[START OF Supplied material]

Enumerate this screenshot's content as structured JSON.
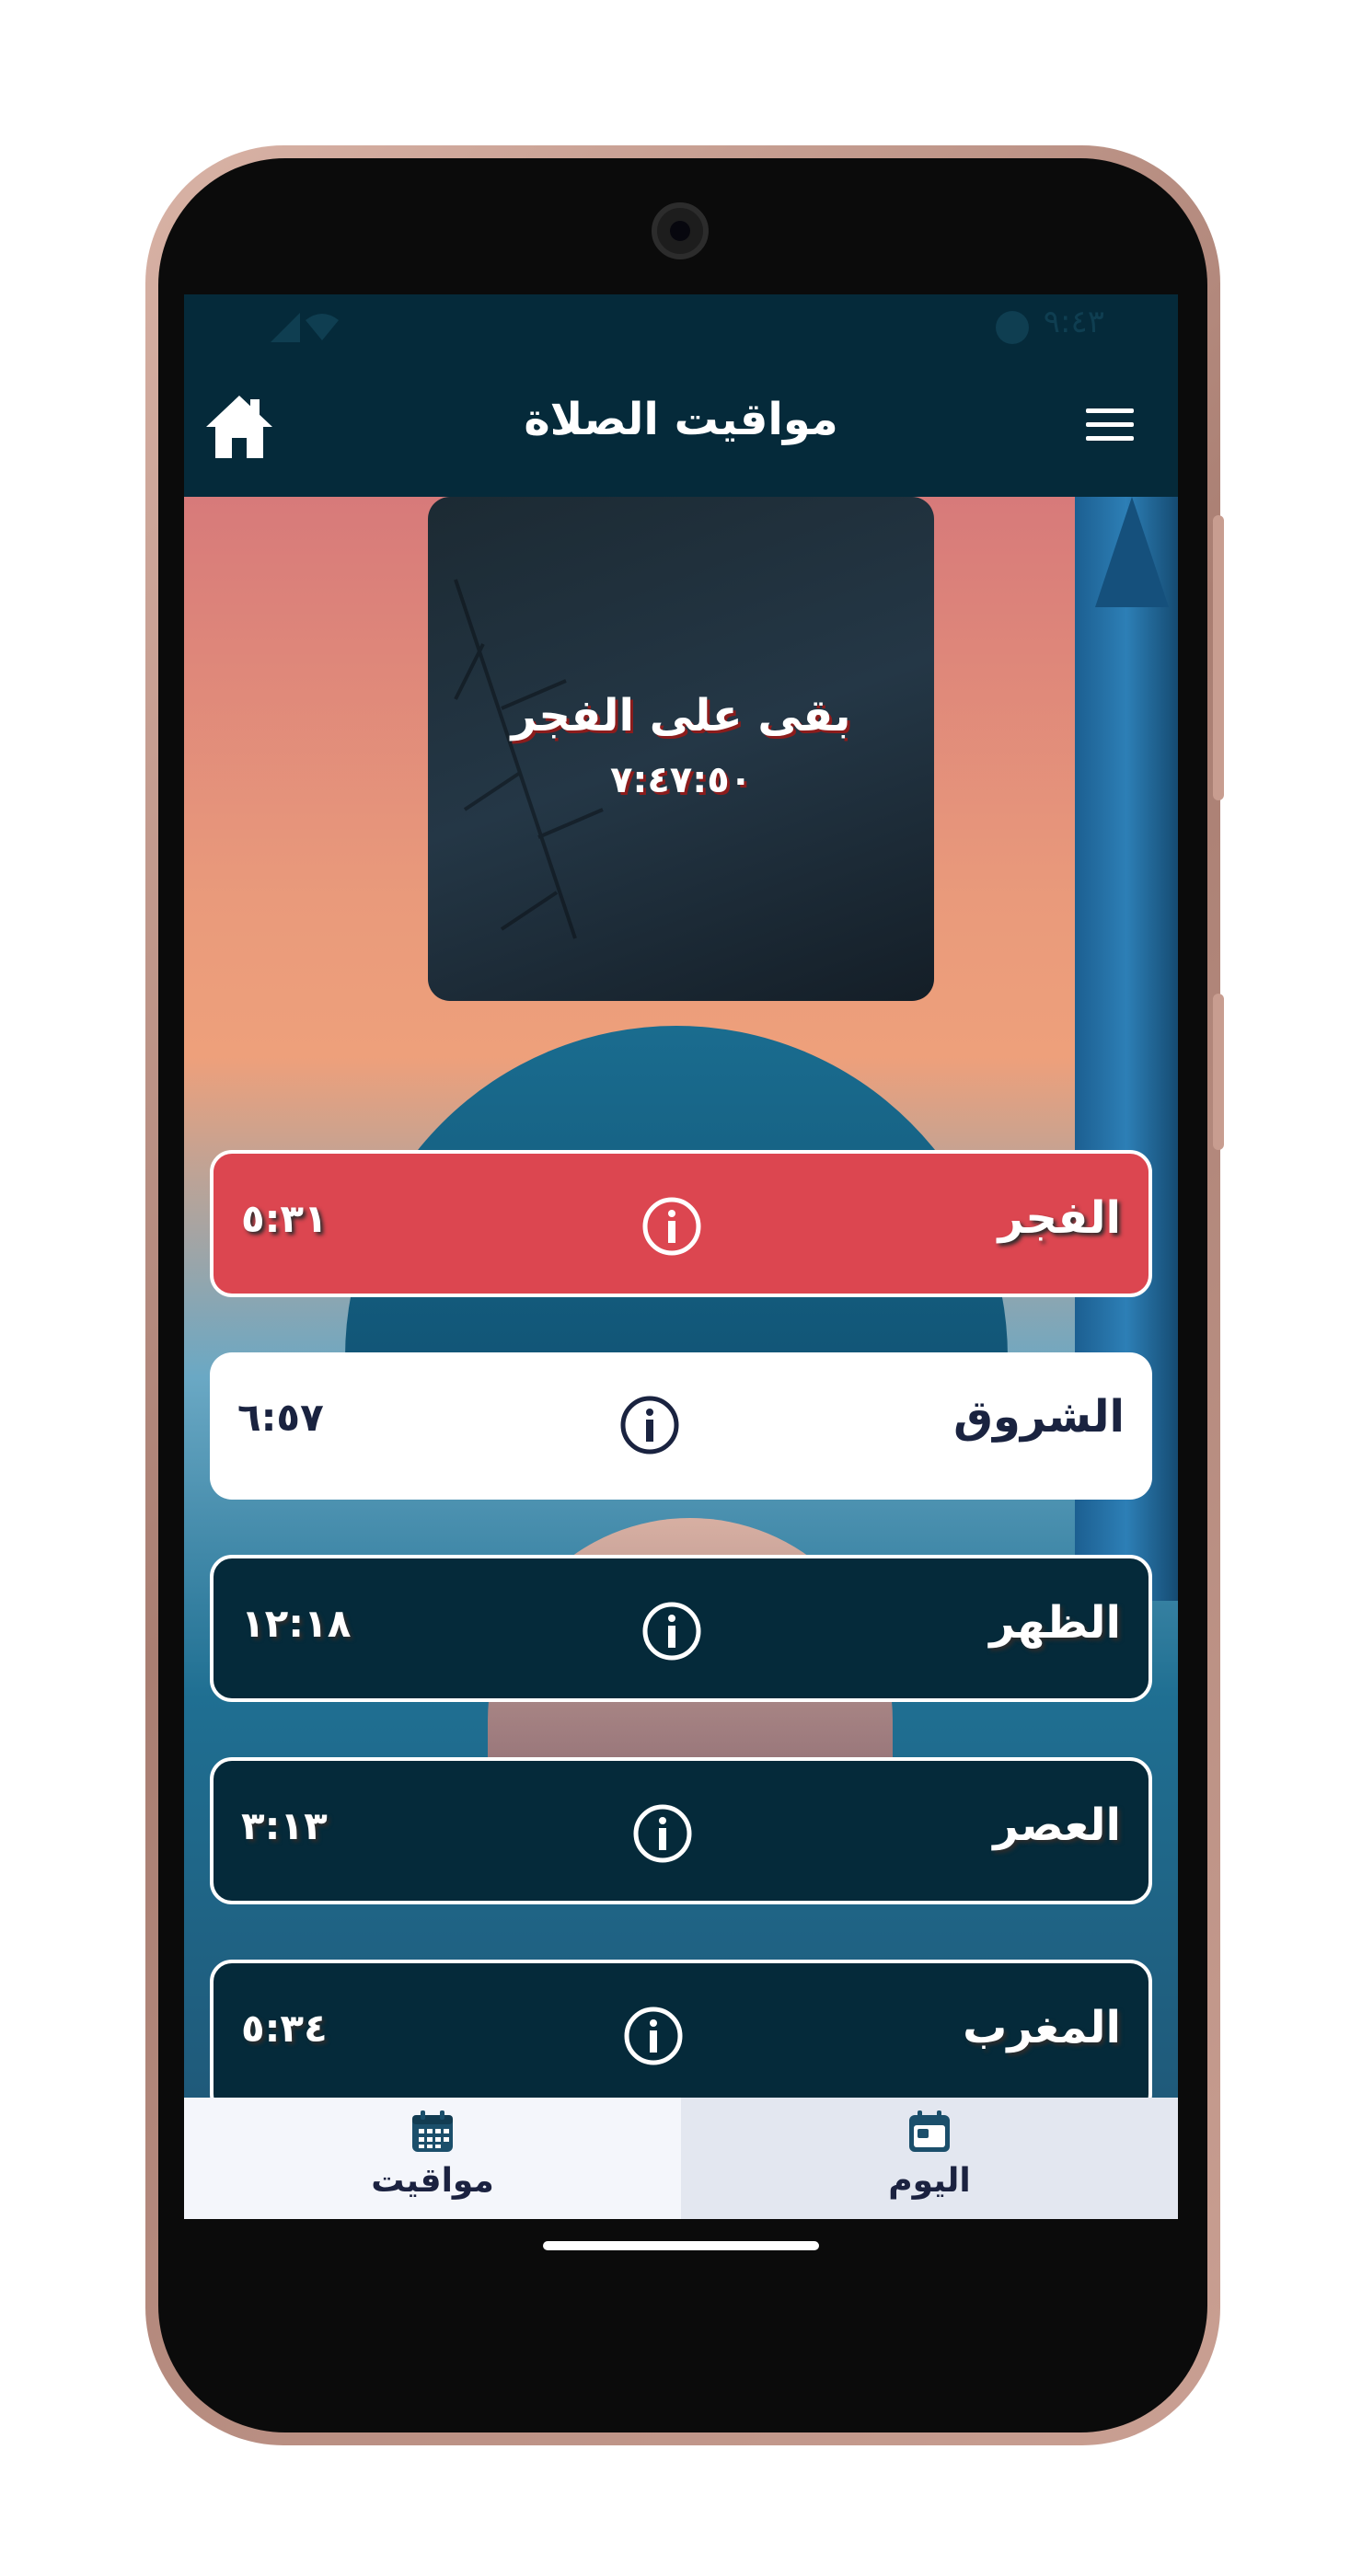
{
  "statusbar": {
    "time": "٩:٤٣"
  },
  "appbar": {
    "title": "مواقيت الصلاة"
  },
  "countdown": {
    "label": "بقى على الفجر",
    "remaining": "٧:٤٧:٥٠"
  },
  "prayers": [
    {
      "name": "الفجر",
      "time": "٥:٣١",
      "state": "active"
    },
    {
      "name": "الشروق",
      "time": "٦:٥٧",
      "state": "light"
    },
    {
      "name": "الظهر",
      "time": "١٢:١٨",
      "state": "dark"
    },
    {
      "name": "العصر",
      "time": "٣:١٣",
      "state": "dark"
    },
    {
      "name": "المغرب",
      "time": "٥:٣٤",
      "state": "dark"
    }
  ],
  "bottom_nav": [
    {
      "label": "مواقيت",
      "icon": "calendar-grid-icon"
    },
    {
      "label": "اليوم",
      "icon": "calendar-day-icon",
      "selected": true
    }
  ],
  "colors": {
    "primary": "#052a3a",
    "active": "#dc4650",
    "white": "#ffffff"
  }
}
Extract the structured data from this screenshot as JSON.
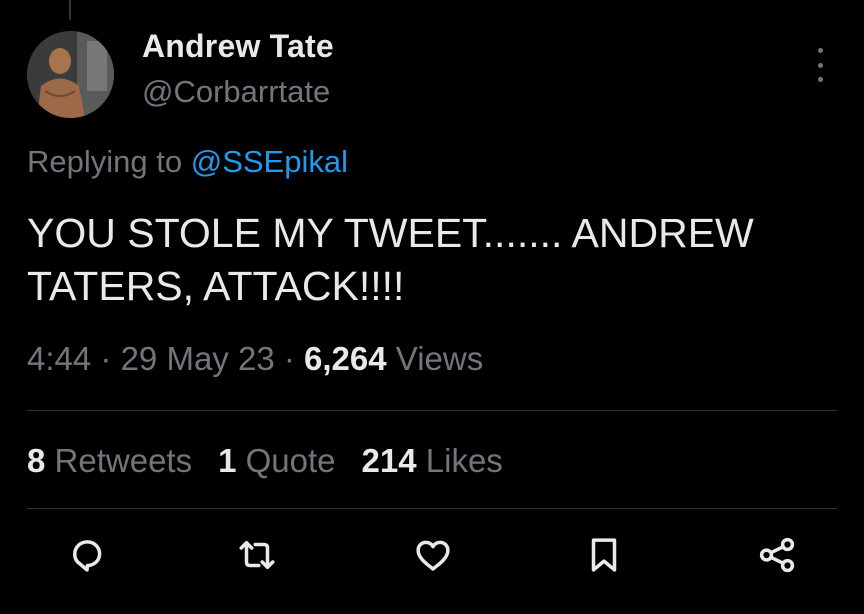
{
  "author": {
    "name": "Andrew Tate",
    "handle": "@Corbarrtate",
    "avatar_icon": "avatar-photo"
  },
  "reply": {
    "prefix": "Replying to",
    "to_handle": "@SSEpikal"
  },
  "tweet": {
    "text": "YOU STOLE MY TWEET....... ANDREW TATERS, ATTACK!!!!"
  },
  "meta": {
    "time": "4:44",
    "separator": "·",
    "date": "29 May 23",
    "views_count": "6,264",
    "views_label": "Views"
  },
  "stats": [
    {
      "count": "8",
      "label": "Retweets"
    },
    {
      "count": "1",
      "label": "Quote"
    },
    {
      "count": "214",
      "label": "Likes"
    }
  ],
  "actions": [
    {
      "icon": "reply-icon"
    },
    {
      "icon": "retweet-icon"
    },
    {
      "icon": "like-icon"
    },
    {
      "icon": "bookmark-icon"
    },
    {
      "icon": "share-icon"
    }
  ],
  "colors": {
    "background": "#000000",
    "text": "#e7e9ea",
    "secondary": "#71767b",
    "link": "#1d9bf0",
    "divider": "#2f3336"
  }
}
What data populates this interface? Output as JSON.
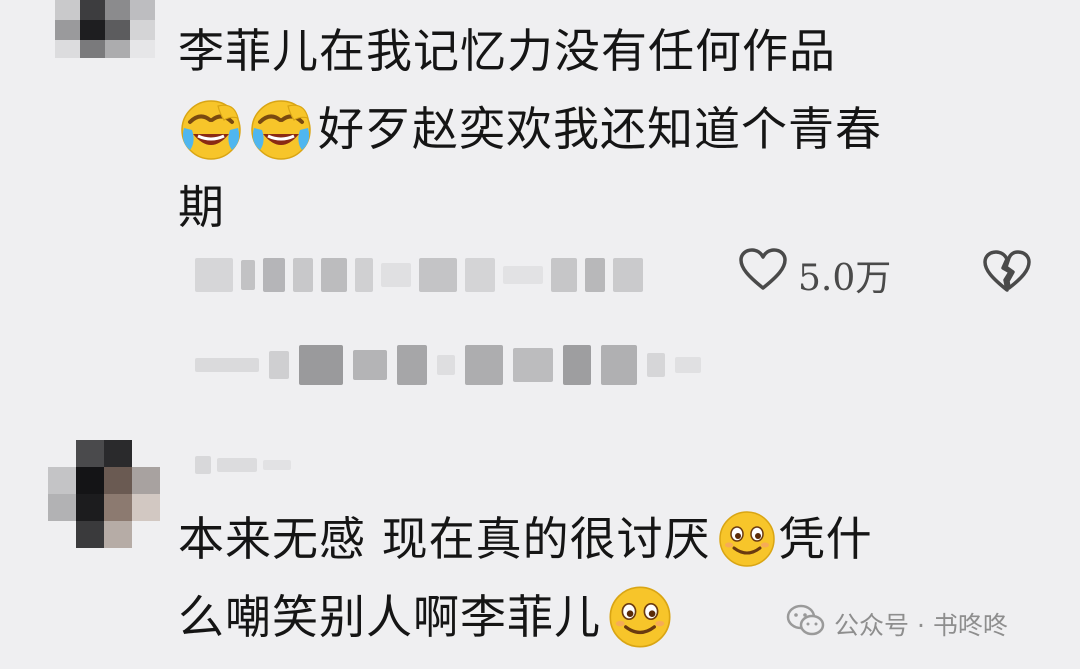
{
  "comments": [
    {
      "line1": "李菲儿在我记忆力没有任何作品",
      "line2": "好歹赵奕欢我还知道个青春",
      "line3": "期",
      "like_count": "5.0万"
    },
    {
      "line1_a": "本来无感 现在真的很讨厌",
      "line1_b": "凭什",
      "line2": "么嘲笑别人啊李菲儿"
    }
  ],
  "icons": {
    "laugh_cry": "laugh-cry-emoji",
    "smile": "smile-emoji",
    "like": "heart-outline-icon",
    "dislike": "broken-heart-icon",
    "wechat": "wechat-icon"
  },
  "watermark": {
    "text": "公众号 · 书咚咚"
  },
  "colors": {
    "background": "#efeff1",
    "text": "#151515",
    "emoji_yellow": "#f7c52a",
    "watermark": "#8e8e8e"
  }
}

[END OF Supplied material]

Set exercise: Return the listing above unchanged, apart from dropping its pictures.

Solution:
Enumerate this screenshot's content as structured JSON.
{
  "statusbar": {
    "time": "٩:٤٣"
  },
  "appbar": {
    "title": "مواقيت الصلاة"
  },
  "countdown": {
    "label": "بقى على الفجر",
    "remaining": "٧:٤٧:٥٠"
  },
  "prayers": [
    {
      "name": "الفجر",
      "time": "٥:٣١",
      "state": "active"
    },
    {
      "name": "الشروق",
      "time": "٦:٥٧",
      "state": "light"
    },
    {
      "name": "الظهر",
      "time": "١٢:١٨",
      "state": "dark"
    },
    {
      "name": "العصر",
      "time": "٣:١٣",
      "state": "dark"
    },
    {
      "name": "المغرب",
      "time": "٥:٣٤",
      "state": "dark"
    }
  ],
  "bottom_nav": [
    {
      "label": "مواقيت",
      "icon": "calendar-grid-icon"
    },
    {
      "label": "اليوم",
      "icon": "calendar-day-icon",
      "selected": true
    }
  ],
  "colors": {
    "primary": "#052a3a",
    "active": "#dc4650",
    "white": "#ffffff"
  }
}
Extract the structured data from this screenshot as JSON.
{
  "author": {
    "name": "Andrew Tate",
    "handle": "@Corbarrtate",
    "avatar_icon": "avatar-photo"
  },
  "reply": {
    "prefix": "Replying to",
    "to_handle": "@SSEpikal"
  },
  "tweet": {
    "text": "YOU STOLE MY TWEET....... ANDREW TATERS, ATTACK!!!!"
  },
  "meta": {
    "time": "4:44",
    "separator": "·",
    "date": "29 May 23",
    "views_count": "6,264",
    "views_label": "Views"
  },
  "stats": [
    {
      "count": "8",
      "label": "Retweets"
    },
    {
      "count": "1",
      "label": "Quote"
    },
    {
      "count": "214",
      "label": "Likes"
    }
  ],
  "actions": [
    {
      "icon": "reply-icon"
    },
    {
      "icon": "retweet-icon"
    },
    {
      "icon": "like-icon"
    },
    {
      "icon": "bookmark-icon"
    },
    {
      "icon": "share-icon"
    }
  ],
  "colors": {
    "background": "#000000",
    "text": "#e7e9ea",
    "secondary": "#71767b",
    "link": "#1d9bf0",
    "divider": "#2f3336"
  }
}
What data populates this interface? Output as JSON.
{
  "comments": [
    {
      "line1": "李菲儿在我记忆力没有任何作品",
      "line2": "好歹赵奕欢我还知道个青春",
      "line3": "期",
      "like_count": "5.0万"
    },
    {
      "line1_a": "本来无感 现在真的很讨厌",
      "line1_b": "凭什",
      "line2": "么嘲笑别人啊李菲儿"
    }
  ],
  "icons": {
    "laugh_cry": "laugh-cry-emoji",
    "smile": "smile-emoji",
    "like": "heart-outline-icon",
    "dislike": "broken-heart-icon",
    "wechat": "wechat-icon"
  },
  "watermark": {
    "text": "公众号 · 书咚咚"
  },
  "colors": {
    "background": "#efeff1",
    "text": "#151515",
    "emoji_yellow": "#f7c52a",
    "watermark": "#8e8e8e"
  }
}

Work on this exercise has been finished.